(Saved data entries)
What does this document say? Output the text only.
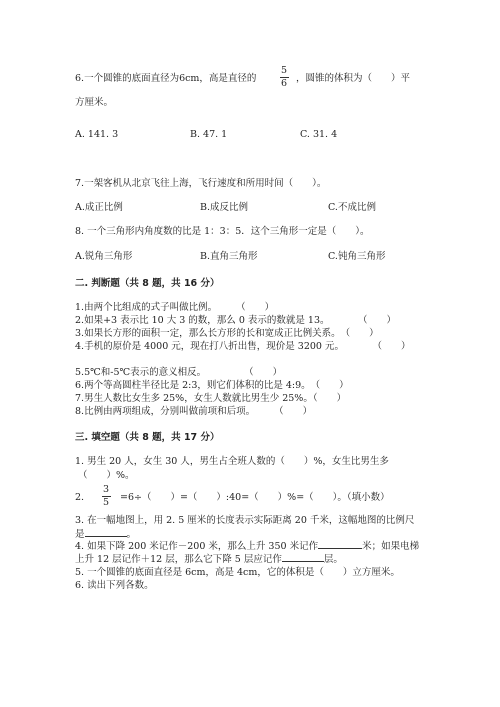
6.一个圆锥的底面直径为6cm，高是直径的
5
6 ，圆锥的体积为（　　）平
方厘米。
A. 141. 3	B. 47. 1	C. 31. 4
7.一架客机从北京飞往上海，飞行速度和所用时间（　　）。
A.成正比例	B.成反比例	C.不成比例
8. 一个三角形内角度数的比是 1：3：5．这个三角形一定是（　　）。
A.锐角三角形	B.直角三角形	C.钝角三角形
二. 判断题（共 8 题，共 16 分）
1.由两个比组成的式子叫做比例。　　　（　　）
2.如果+3 表示比 10 大 3 的数，那么 0 表示的数就是 13。　　　　（　　）
3.如果长方形的面积一定，那么长方形的长和宽成正比例关系。　（　　）
4.手机的原价是 4000 元，现在打八折出售，现价是 3200 元。　　　　（　　）
5.5℃和-5℃表示的意义相反。　　　　　（　　）
6.两个等高圆柱半径比是 2:3，则它们体积的比是 4:9。　（　　）
7.男生人数比女生多 25%，女生人数就比男生少 25%。（　　）
8.比例由两项组成，分别叫做前项和后项。　　　（　　）
三. 填空题（共 8 题，共 17 分）
1. 男生 20 人，女生 30 人，男生占全班人数的（　　）%，女生比男生多
（　　）%。
2.
3
5	=6÷（　　）=（　　）:40=（　　）%=（　　）。（填小数）
3. 在一幅地图上，用 2. 5 厘米的长度表示实际距离 20 千米，这幅地图的比例尺
是	。
4. 如果下降 200 米记作－200 米，那么上升 350 米记作	米；如果电梯
上升 12 层记作＋12 层，那么它下降 5 层应记作	层。
5. 一个圆锥的底面直径是 6cm，高是 4cm，它的体积是（　　）立方厘米。
6. 读出下列各数。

- [Task goal]: Leave out the pictures and restate everything else word for word.

- [Exercise solution]:
What does this document say? Output the text only.
6.一个圆锥的底面直径为6cm，高是直径的
5
6 ，圆锥的体积为（　　）平
方厘米。
A. 141. 3	B. 47. 1	C. 31. 4
7.一架客机从北京飞往上海，飞行速度和所用时间（　　）。
A.成正比例	B.成反比例	C.不成比例
8. 一个三角形内角度数的比是 1：3：5．这个三角形一定是（　　）。
A.锐角三角形	B.直角三角形	C.钝角三角形
二. 判断题（共 8 题，共 16 分）
1.由两个比组成的式子叫做比例。　　　（　　）
2.如果+3 表示比 10 大 3 的数，那么 0 表示的数就是 13。　　　　（　　）
3.如果长方形的面积一定，那么长方形的长和宽成正比例关系。　（　　）
4.手机的原价是 4000 元，现在打八折出售，现价是 3200 元。　　　　（　　）
5.5℃和-5℃表示的意义相反。　　　　　（　　）
6.两个等高圆柱半径比是 2:3，则它们体积的比是 4:9。　（　　）
7.男生人数比女生多 25%，女生人数就比男生少 25%。（　　）
8.比例由两项组成，分别叫做前项和后项。　　　（　　）
三. 填空题（共 8 题，共 17 分）
1. 男生 20 人，女生 30 人，男生占全班人数的（　　）%，女生比男生多
（　　）%。
2.
3
5	=6÷（　　）=（　　）:40=（　　）%=（　　）。（填小数）
3. 在一幅地图上，用 2. 5 厘米的长度表示实际距离 20 千米，这幅地图的比例尺
是	。
4. 如果下降 200 米记作－200 米，那么上升 350 米记作	米；如果电梯
上升 12 层记作＋12 层，那么它下降 5 层应记作	层。
5. 一个圆锥的底面直径是 6cm，高是 4cm，它的体积是（　　）立方厘米。
6. 读出下列各数。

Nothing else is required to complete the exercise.